Instruction: Examine the material below. Gather every line in which the string "number" appears.

Stored data
________________________

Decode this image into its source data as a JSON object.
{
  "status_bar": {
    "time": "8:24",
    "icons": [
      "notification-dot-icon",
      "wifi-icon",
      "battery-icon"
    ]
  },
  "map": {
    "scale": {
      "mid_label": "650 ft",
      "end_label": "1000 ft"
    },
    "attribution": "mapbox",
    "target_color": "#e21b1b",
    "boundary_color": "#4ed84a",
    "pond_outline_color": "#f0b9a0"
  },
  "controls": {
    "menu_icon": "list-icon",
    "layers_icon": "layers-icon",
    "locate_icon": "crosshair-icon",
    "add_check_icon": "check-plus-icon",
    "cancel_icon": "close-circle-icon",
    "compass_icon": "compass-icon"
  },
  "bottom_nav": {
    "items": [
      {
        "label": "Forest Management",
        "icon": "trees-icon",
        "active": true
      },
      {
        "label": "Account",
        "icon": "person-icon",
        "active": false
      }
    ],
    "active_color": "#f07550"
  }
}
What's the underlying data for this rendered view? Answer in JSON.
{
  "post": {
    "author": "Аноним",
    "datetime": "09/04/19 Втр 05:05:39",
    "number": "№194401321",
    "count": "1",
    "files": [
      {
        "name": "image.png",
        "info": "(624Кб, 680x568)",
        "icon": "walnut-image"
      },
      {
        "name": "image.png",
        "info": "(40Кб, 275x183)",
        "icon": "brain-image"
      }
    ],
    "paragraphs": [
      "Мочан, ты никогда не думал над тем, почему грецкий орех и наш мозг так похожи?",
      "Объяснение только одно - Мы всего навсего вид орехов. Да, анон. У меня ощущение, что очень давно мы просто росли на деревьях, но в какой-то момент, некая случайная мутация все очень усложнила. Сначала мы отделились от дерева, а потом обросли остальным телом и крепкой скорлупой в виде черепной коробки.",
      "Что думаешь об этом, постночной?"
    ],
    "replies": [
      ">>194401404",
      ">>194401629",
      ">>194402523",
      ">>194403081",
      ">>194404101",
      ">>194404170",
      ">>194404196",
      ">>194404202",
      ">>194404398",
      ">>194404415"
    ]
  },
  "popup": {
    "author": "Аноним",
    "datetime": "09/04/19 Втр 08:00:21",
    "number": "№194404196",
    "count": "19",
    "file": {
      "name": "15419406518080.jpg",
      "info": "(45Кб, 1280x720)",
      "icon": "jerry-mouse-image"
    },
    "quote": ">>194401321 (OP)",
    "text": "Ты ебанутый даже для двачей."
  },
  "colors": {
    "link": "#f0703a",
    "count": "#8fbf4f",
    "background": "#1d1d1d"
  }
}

________________________

Complete output:
    "number": "№194401321",
    "number": "№194404196",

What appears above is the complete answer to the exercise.